Reproduce the entries exactly.

BEGIN Available data

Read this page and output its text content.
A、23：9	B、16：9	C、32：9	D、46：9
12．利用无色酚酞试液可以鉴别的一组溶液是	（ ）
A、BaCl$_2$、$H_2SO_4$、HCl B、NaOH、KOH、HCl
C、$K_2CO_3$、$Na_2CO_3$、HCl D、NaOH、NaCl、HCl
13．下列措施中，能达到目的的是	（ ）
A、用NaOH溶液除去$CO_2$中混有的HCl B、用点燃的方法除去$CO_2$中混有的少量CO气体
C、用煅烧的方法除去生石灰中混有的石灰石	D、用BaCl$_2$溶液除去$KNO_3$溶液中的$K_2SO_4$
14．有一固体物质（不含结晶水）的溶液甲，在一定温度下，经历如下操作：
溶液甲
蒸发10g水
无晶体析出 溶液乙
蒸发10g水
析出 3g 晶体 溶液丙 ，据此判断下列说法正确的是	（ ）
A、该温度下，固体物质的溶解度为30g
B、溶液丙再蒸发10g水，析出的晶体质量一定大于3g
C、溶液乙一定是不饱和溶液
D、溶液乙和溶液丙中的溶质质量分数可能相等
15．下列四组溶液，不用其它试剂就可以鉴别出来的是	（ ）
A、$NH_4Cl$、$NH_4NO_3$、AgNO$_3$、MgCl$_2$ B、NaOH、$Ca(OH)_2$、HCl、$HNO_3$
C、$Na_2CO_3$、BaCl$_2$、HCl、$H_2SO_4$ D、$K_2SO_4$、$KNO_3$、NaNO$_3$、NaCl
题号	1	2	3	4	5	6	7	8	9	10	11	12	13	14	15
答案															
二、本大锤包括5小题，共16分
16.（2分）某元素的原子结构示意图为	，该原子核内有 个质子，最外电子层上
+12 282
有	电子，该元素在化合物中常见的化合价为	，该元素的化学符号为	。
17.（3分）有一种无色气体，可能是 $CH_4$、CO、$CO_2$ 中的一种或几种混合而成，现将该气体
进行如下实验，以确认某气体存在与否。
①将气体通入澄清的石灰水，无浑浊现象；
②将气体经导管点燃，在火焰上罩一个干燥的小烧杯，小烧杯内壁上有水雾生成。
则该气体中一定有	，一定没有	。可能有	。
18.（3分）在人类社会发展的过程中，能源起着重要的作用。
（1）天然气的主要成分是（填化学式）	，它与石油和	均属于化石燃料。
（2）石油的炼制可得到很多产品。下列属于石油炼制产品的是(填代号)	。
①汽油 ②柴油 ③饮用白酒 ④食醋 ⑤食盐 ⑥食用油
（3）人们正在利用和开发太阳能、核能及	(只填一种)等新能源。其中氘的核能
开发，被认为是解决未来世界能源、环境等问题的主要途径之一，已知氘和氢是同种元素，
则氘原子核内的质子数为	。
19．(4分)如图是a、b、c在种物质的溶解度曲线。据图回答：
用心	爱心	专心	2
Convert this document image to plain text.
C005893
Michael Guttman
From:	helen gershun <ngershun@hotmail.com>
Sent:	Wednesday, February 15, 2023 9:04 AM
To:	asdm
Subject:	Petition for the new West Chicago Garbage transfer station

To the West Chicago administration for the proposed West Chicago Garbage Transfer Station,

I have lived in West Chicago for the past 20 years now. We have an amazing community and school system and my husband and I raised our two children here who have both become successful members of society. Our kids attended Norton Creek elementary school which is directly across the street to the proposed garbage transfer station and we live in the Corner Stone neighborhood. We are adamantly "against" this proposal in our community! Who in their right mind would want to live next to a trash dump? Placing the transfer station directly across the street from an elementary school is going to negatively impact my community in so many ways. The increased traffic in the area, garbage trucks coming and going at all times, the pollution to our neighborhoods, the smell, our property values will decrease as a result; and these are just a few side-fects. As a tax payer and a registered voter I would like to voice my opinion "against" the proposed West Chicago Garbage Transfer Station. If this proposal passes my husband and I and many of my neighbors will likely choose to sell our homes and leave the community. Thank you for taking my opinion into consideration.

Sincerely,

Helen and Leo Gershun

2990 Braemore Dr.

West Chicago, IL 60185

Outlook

END Available data

_The solution_
Read this page and output its text content.
A、23：9	B、16：9	C、32：9	D、46：9
12．利用无色酚酞试液可以鉴别的一组溶液是	（ ）
A、BaCl$_2$、$H_2SO_4$、HCl B、NaOH、KOH、HCl
C、$K_2CO_3$、$Na_2CO_3$、HCl D、NaOH、NaCl、HCl
13．下列措施中，能达到目的的是	（ ）
A、用NaOH溶液除去$CO_2$中混有的HCl B、用点燃的方法除去$CO_2$中混有的少量CO气体
C、用煅烧的方法除去生石灰中混有的石灰石	D、用BaCl$_2$溶液除去$KNO_3$溶液中的$K_2SO_4$
14．有一固体物质（不含结晶水）的溶液甲，在一定温度下，经历如下操作：
溶液甲
蒸发10g水
无晶体析出 溶液乙
蒸发10g水
析出 3g 晶体 溶液丙 ，据此判断下列说法正确的是	（ ）
A、该温度下，固体物质的溶解度为30g
B、溶液丙再蒸发10g水，析出的晶体质量一定大于3g
C、溶液乙一定是不饱和溶液
D、溶液乙和溶液丙中的溶质质量分数可能相等
15．下列四组溶液，不用其它试剂就可以鉴别出来的是	（ ）
A、$NH_4Cl$、$NH_4NO_3$、AgNO$_3$、MgCl$_2$ B、NaOH、$Ca(OH)_2$、HCl、$HNO_3$
C、$Na_2CO_3$、BaCl$_2$、HCl、$H_2SO_4$ D、$K_2SO_4$、$KNO_3$、NaNO$_3$、NaCl
题号	1	2	3	4	5	6	7	8	9	10	11	12	13	14	15
答案															
二、本大锤包括5小题，共16分
16.（2分）某元素的原子结构示意图为	，该原子核内有 个质子，最外电子层上
+12 282
有	电子，该元素在化合物中常见的化合价为	，该元素的化学符号为	。
17.（3分）有一种无色气体，可能是 $CH_4$、CO、$CO_2$ 中的一种或几种混合而成，现将该气体
进行如下实验，以确认某气体存在与否。
①将气体通入澄清的石灰水，无浑浊现象；
②将气体经导管点燃，在火焰上罩一个干燥的小烧杯，小烧杯内壁上有水雾生成。
则该气体中一定有	，一定没有	。可能有	。
18.（3分）在人类社会发展的过程中，能源起着重要的作用。
（1）天然气的主要成分是（填化学式）	，它与石油和	均属于化石燃料。
（2）石油的炼制可得到很多产品。下列属于石油炼制产品的是(填代号)	。
①汽油 ②柴油 ③饮用白酒 ④食醋 ⑤食盐 ⑥食用油
（3）人们正在利用和开发太阳能、核能及	(只填一种)等新能源。其中氘的核能
开发，被认为是解决未来世界能源、环境等问题的主要途径之一，已知氘和氢是同种元素，
则氘原子核内的质子数为	。
19．(4分)如图是a、b、c在种物质的溶解度曲线。据图回答：
用心	爱心	专心	2
Convert this document image to plain text.
C005893
Michael Guttman
From:	helen gershun <ngershun@hotmail.com>
Sent:	Wednesday, February 15, 2023 9:04 AM
To:	asdm
Subject:	Petition for the new West Chicago Garbage transfer station

To the West Chicago administration for the proposed West Chicago Garbage Transfer Station,

I have lived in West Chicago for the past 20 years now. We have an amazing community and school system and my husband and I raised our two children here who have both become successful members of society. Our kids attended Norton Creek elementary school which is directly across the street to the proposed garbage transfer station and we live in the Corner Stone neighborhood. We are adamantly "against" this proposal in our community! Who in their right mind would want to live next to a trash dump? Placing the transfer station directly across the street from an elementary school is going to negatively impact my community in so many ways. The increased traffic in the area, garbage trucks coming and going at all times, the pollution to our neighborhoods, the smell, our property values will decrease as a result; and these are just a few side-fects. As a tax payer and a registered voter I would like to voice my opinion "against" the proposed West Chicago Garbage Transfer Station. If this proposal passes my husband and I and many of my neighbors will likely choose to sell our homes and leave the community. Thank you for taking my opinion into consideration.

Sincerely,

Helen and Leo Gershun

2990 Braemore Dr.

West Chicago, IL 60185

Outlook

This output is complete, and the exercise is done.